++++ Data supplied ++++

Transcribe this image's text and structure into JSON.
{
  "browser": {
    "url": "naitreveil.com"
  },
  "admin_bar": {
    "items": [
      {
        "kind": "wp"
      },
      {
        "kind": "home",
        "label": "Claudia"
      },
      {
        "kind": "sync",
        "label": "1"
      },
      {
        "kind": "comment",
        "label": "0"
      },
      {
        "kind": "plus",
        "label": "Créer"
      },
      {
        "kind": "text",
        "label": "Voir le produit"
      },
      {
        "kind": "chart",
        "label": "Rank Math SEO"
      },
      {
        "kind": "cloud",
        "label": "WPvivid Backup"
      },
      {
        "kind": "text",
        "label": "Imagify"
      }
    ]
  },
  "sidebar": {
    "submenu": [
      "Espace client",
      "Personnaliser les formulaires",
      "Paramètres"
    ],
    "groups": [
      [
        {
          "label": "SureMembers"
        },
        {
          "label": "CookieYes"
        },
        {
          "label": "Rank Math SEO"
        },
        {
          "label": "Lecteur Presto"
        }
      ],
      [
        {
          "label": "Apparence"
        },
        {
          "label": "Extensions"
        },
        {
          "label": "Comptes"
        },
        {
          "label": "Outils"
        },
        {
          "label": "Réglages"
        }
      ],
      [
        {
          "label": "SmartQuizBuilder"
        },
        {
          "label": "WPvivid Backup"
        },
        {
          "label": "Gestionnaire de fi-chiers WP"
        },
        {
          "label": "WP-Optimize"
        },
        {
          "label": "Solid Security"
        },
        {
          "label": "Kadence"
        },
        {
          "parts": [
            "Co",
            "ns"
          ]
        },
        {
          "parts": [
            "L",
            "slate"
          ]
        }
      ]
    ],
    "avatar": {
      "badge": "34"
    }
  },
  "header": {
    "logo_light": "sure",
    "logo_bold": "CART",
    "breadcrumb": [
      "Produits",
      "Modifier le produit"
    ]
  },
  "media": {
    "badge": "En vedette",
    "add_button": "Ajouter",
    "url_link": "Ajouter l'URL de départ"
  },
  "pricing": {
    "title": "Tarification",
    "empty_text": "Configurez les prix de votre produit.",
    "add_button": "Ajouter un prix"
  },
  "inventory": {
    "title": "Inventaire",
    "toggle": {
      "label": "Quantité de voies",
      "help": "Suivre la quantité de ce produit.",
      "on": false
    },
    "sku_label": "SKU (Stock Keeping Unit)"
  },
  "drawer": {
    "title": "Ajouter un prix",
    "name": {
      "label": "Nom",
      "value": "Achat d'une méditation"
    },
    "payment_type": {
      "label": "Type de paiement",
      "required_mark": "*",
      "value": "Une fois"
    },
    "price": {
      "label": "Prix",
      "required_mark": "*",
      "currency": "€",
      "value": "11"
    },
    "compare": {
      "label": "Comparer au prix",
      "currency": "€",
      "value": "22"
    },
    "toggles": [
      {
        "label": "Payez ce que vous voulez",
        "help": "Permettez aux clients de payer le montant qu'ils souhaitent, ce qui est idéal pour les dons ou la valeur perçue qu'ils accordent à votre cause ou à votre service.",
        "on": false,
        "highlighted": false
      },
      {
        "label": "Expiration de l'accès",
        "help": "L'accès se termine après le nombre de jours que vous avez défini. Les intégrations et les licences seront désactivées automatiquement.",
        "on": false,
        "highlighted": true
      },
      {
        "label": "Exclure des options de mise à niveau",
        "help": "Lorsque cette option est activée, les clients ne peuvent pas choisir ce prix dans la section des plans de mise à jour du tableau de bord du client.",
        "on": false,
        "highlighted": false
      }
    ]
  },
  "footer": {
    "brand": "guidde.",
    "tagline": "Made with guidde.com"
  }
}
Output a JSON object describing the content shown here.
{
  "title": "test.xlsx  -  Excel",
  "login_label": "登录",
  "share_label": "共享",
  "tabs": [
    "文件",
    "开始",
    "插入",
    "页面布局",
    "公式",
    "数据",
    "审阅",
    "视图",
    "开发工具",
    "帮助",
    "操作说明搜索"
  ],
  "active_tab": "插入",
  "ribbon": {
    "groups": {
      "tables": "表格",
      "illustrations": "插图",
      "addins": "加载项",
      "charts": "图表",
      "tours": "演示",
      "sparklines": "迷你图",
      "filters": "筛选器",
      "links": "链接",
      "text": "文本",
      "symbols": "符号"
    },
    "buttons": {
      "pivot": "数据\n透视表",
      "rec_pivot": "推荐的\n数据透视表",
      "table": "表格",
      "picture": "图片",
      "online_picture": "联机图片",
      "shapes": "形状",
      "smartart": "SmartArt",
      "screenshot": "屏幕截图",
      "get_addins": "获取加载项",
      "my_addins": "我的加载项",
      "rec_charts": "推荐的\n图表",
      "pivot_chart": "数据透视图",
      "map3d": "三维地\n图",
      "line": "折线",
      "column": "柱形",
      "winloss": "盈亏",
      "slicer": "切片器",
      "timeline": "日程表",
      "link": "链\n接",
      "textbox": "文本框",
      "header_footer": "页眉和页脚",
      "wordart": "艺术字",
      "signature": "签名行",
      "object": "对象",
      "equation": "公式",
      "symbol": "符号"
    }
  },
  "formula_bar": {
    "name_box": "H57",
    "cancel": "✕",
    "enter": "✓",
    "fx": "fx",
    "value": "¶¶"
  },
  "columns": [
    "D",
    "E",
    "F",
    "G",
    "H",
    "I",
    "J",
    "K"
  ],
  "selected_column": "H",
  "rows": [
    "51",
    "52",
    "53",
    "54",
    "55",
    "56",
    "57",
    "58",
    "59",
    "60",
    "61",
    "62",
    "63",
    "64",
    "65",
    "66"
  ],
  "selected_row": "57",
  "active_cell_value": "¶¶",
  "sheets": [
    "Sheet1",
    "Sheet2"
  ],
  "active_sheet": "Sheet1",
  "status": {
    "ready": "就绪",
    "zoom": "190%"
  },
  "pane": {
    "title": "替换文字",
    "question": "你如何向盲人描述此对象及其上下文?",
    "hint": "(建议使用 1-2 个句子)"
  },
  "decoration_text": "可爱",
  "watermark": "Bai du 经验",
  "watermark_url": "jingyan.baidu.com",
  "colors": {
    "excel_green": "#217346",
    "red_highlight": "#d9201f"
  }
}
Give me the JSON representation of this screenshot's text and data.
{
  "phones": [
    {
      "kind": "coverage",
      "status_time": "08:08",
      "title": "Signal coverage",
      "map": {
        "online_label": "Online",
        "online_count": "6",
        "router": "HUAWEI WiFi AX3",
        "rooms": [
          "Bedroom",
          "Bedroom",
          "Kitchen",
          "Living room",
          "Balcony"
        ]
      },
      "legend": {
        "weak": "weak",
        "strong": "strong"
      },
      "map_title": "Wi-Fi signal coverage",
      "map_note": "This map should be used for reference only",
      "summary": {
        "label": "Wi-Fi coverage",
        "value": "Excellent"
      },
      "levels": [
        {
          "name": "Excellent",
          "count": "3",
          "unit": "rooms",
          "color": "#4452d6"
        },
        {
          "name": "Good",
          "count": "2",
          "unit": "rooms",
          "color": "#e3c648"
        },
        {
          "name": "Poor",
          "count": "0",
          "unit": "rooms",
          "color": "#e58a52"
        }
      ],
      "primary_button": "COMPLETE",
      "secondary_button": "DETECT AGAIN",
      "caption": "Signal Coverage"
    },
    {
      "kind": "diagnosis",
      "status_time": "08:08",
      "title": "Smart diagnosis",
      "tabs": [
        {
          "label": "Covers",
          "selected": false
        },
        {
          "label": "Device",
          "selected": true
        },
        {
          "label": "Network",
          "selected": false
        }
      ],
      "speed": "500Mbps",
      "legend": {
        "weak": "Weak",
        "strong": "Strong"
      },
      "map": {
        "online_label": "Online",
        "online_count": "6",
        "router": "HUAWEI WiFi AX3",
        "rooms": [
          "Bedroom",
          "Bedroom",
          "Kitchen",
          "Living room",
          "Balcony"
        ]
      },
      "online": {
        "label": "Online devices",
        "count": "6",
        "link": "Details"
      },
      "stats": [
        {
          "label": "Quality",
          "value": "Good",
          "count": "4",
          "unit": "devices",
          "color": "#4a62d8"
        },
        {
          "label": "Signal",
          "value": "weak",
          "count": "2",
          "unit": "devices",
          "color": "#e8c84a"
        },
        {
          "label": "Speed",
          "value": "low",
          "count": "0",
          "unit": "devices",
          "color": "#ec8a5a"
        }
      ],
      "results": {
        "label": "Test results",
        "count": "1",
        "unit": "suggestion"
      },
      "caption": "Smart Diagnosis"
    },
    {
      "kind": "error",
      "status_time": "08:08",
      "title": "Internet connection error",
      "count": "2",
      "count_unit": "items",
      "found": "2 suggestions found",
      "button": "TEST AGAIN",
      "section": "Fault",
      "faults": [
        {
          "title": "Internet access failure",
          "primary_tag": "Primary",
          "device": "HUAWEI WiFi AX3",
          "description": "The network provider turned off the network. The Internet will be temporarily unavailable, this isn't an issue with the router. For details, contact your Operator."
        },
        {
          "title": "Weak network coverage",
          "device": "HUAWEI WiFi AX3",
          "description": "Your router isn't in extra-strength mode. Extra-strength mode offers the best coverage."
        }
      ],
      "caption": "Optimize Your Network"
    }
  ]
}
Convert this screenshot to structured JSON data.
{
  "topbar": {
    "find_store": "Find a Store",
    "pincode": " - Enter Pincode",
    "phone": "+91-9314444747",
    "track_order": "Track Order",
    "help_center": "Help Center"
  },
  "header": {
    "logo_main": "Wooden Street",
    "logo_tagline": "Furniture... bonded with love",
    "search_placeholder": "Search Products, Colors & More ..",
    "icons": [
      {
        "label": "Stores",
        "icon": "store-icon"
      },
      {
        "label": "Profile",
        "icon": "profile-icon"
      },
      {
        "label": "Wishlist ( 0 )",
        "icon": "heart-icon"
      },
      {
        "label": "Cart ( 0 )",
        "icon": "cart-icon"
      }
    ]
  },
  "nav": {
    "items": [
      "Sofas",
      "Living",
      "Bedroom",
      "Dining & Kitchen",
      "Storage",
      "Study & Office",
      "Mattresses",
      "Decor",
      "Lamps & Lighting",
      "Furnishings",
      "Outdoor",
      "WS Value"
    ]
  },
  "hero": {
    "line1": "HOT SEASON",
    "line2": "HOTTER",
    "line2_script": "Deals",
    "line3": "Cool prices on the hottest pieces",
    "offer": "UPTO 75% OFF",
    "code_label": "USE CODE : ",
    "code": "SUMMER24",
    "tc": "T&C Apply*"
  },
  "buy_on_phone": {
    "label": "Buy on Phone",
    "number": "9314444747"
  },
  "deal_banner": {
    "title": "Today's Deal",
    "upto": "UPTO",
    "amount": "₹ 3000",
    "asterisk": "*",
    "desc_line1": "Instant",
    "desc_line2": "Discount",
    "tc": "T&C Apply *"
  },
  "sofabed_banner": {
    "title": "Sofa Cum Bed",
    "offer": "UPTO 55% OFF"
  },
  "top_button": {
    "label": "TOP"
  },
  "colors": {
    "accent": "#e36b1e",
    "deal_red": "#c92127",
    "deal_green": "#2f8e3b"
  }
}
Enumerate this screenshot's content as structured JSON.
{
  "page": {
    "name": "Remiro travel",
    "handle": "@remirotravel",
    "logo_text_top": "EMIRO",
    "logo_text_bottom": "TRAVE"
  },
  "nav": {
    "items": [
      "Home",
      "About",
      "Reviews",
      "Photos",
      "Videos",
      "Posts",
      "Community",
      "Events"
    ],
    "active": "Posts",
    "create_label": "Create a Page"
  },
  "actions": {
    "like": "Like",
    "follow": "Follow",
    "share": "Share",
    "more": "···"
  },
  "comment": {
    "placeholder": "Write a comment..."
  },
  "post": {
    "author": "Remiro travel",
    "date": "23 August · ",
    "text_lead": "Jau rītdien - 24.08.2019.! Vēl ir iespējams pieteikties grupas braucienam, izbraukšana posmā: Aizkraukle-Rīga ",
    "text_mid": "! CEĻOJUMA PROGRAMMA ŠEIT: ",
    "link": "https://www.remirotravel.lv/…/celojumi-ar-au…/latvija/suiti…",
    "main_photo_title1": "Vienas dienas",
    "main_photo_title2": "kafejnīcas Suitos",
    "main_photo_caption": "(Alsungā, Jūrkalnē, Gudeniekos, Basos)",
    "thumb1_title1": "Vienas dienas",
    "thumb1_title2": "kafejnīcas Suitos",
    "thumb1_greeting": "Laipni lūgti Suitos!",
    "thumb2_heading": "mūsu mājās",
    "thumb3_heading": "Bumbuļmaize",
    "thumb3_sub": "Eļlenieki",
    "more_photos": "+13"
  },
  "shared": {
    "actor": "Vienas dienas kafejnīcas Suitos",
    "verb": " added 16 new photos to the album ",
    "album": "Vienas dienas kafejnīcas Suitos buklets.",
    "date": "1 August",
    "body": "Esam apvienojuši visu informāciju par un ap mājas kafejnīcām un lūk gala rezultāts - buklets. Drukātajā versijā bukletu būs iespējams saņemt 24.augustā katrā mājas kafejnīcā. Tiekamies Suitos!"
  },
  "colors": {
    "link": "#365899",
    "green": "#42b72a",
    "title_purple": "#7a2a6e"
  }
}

++++

* **Task instructions**: Determine how many lines of this listing contain "iespējams", and give only the number.

* **Output for this task**: 2